● **TASK STATEMENT**: Go through the listing beneath this task and return every line that carries the string "Countess".

★ ★ ★ ★ ★

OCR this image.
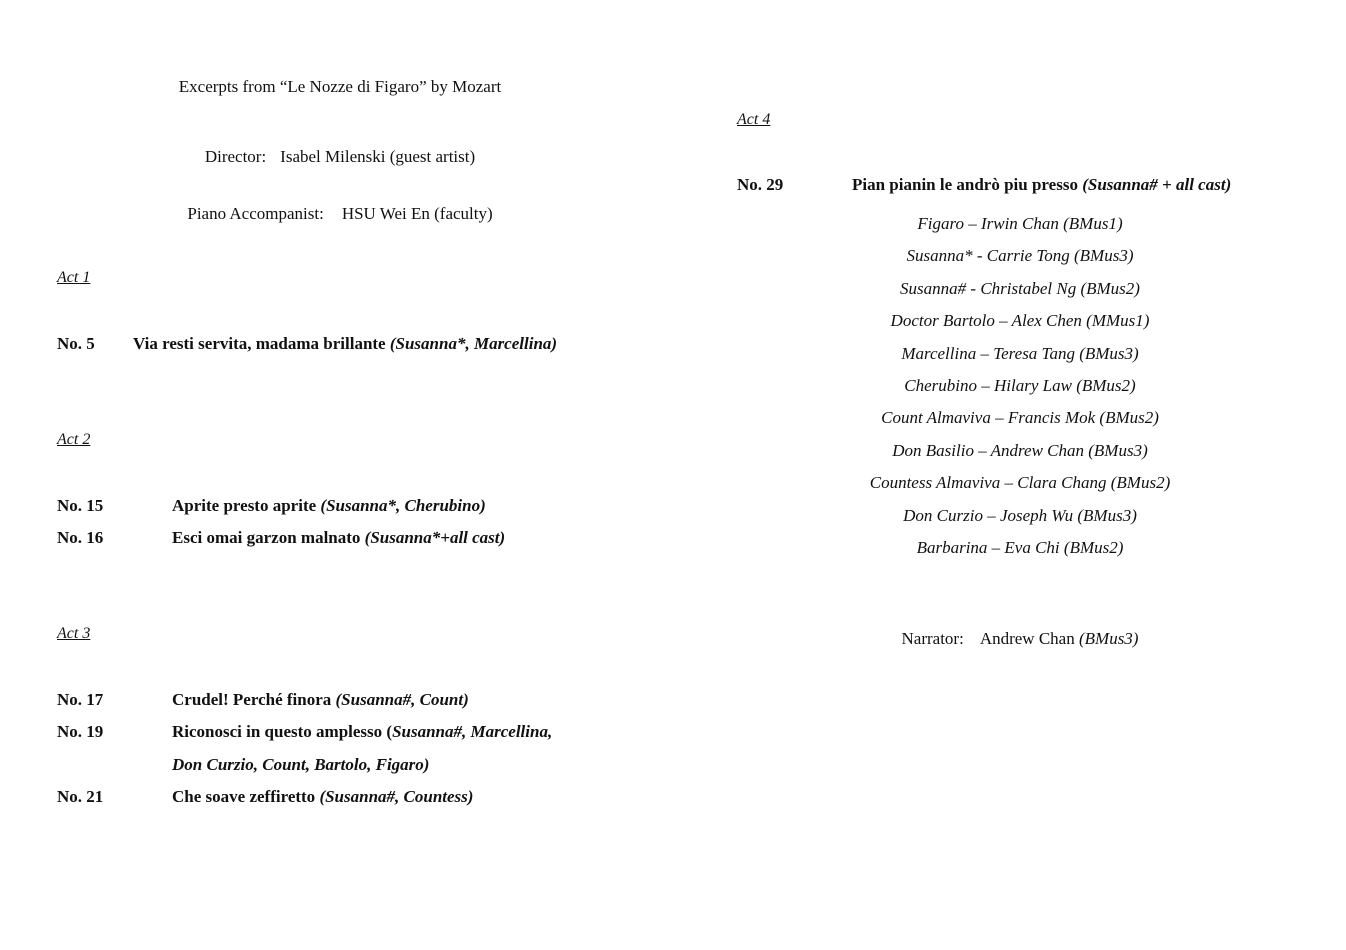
Excerpts from “Le Nozze di Figaro” by Mozart
Director: Isabel Milenski (guest artist)
Piano Accompanist: HSU Wei En (faculty)
Act 1
No. 5 Via resti servita, madama brillante (Susanna*, Marcellina)
Act 2
No. 15	Aprite presto aprite (Susanna*, Cherubino)
No. 16	Esci omai garzon malnato (Susanna*+all cast)
Act 3
No. 17	Crudel! Perché finora (Susanna#, Count)
No. 19	Riconosci in questo amplesso (Susanna#, Marcellina,
Don Curzio, Count, Bartolo, Figaro)
No. 21	Che soave zeffiretto (Susanna#, Countess)
Act 4
No. 29	Pian pianin le andrò piu presso (Susanna# + all cast)
Figaro – Irwin Chan (BMus1)
Susanna* - Carrie Tong (BMus3)
Susanna# - Christabel Ng (BMus2)
Doctor Bartolo – Alex Chen (MMus1)
Marcellina – Teresa Tang (BMus3)
Cherubino – Hilary Law (BMus2)
Count Almaviva – Francis Mok (BMus2)
Don Basilio – Andrew Chan (BMus3)
Countess Almaviva – Clara Chang (BMus2)
Don Curzio – Joseph Wu (BMus3)
Barbarina – Eva Chi (BMus2)
Narrator: Andrew Chan (BMus3)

★ ★ ★ ★ ★

● **RESPONSE TO THIS TASK**:
No. 21	Che soave zeffiretto (Susanna#, Countess)
Countess Almaviva – Clara Chang (BMus2)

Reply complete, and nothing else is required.